■ **Task description**:
State only the number of lines that include "cielo".

>>>>>

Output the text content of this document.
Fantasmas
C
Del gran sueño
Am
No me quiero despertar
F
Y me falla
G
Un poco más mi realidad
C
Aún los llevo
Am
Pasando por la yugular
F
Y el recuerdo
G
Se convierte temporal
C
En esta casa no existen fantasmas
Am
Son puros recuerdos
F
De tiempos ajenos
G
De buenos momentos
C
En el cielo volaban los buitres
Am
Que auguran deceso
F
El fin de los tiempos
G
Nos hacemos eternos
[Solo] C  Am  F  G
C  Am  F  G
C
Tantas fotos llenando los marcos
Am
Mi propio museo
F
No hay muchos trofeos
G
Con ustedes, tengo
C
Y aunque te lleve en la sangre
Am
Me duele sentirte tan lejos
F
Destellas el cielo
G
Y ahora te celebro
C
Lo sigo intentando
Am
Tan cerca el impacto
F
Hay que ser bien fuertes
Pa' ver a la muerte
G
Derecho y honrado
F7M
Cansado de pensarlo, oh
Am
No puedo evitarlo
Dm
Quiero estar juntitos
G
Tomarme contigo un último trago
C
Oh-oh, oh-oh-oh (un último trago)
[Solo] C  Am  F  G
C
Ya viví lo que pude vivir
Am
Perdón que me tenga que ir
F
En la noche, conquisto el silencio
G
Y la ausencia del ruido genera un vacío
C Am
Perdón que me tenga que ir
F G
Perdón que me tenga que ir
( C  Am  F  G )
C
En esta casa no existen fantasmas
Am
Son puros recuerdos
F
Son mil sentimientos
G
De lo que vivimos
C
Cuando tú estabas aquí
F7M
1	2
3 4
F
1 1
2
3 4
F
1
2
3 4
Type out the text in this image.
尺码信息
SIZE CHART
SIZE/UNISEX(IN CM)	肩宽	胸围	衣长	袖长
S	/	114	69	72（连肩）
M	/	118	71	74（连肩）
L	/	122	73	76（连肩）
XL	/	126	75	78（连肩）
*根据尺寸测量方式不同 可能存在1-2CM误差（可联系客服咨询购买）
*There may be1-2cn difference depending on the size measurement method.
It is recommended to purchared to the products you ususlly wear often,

<<<<<

■ **Full output**:
2